PROBLEM REQUIREMENTS: Search the listing below for the string "district" and show each line that contains it.

Dataset records:
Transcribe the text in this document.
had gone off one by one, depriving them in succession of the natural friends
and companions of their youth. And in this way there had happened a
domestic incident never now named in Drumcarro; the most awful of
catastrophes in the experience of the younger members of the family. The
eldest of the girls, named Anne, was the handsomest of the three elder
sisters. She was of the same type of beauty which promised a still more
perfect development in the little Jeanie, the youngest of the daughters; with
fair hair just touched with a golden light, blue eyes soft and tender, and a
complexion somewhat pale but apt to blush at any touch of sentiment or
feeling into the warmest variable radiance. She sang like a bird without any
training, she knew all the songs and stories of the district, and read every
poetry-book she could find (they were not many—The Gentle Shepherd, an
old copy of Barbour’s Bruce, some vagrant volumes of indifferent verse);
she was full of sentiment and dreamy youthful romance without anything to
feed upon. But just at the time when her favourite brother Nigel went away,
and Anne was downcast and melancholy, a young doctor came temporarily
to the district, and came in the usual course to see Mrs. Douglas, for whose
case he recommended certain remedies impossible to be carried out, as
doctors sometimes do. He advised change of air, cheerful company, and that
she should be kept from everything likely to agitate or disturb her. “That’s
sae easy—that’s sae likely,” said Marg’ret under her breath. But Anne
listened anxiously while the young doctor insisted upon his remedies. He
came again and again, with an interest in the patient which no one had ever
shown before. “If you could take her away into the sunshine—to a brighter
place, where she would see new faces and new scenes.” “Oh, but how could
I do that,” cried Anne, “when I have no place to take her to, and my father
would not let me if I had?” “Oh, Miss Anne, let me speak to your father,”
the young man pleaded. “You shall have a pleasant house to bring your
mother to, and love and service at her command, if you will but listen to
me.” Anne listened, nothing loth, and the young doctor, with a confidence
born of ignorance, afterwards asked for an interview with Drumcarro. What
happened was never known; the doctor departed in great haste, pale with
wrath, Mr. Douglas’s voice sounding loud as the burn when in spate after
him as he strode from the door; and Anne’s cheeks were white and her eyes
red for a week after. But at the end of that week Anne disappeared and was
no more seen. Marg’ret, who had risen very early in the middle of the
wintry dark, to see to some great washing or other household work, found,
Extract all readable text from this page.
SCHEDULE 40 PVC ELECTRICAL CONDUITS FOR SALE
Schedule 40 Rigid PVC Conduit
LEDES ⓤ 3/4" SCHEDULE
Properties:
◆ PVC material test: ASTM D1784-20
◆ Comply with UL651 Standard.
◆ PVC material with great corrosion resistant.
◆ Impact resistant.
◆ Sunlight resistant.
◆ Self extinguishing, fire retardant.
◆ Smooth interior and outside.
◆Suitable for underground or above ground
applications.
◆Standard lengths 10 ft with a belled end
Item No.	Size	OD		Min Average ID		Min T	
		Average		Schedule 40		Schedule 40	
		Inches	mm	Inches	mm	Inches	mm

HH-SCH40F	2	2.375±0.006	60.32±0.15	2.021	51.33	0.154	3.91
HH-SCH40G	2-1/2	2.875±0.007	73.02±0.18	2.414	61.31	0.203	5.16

SOLUTION TO THIS EXERCISE:
training, she knew all the songs and stories of the district, and read every
to the district, and came in the usual course to see Mrs. Douglas, for whose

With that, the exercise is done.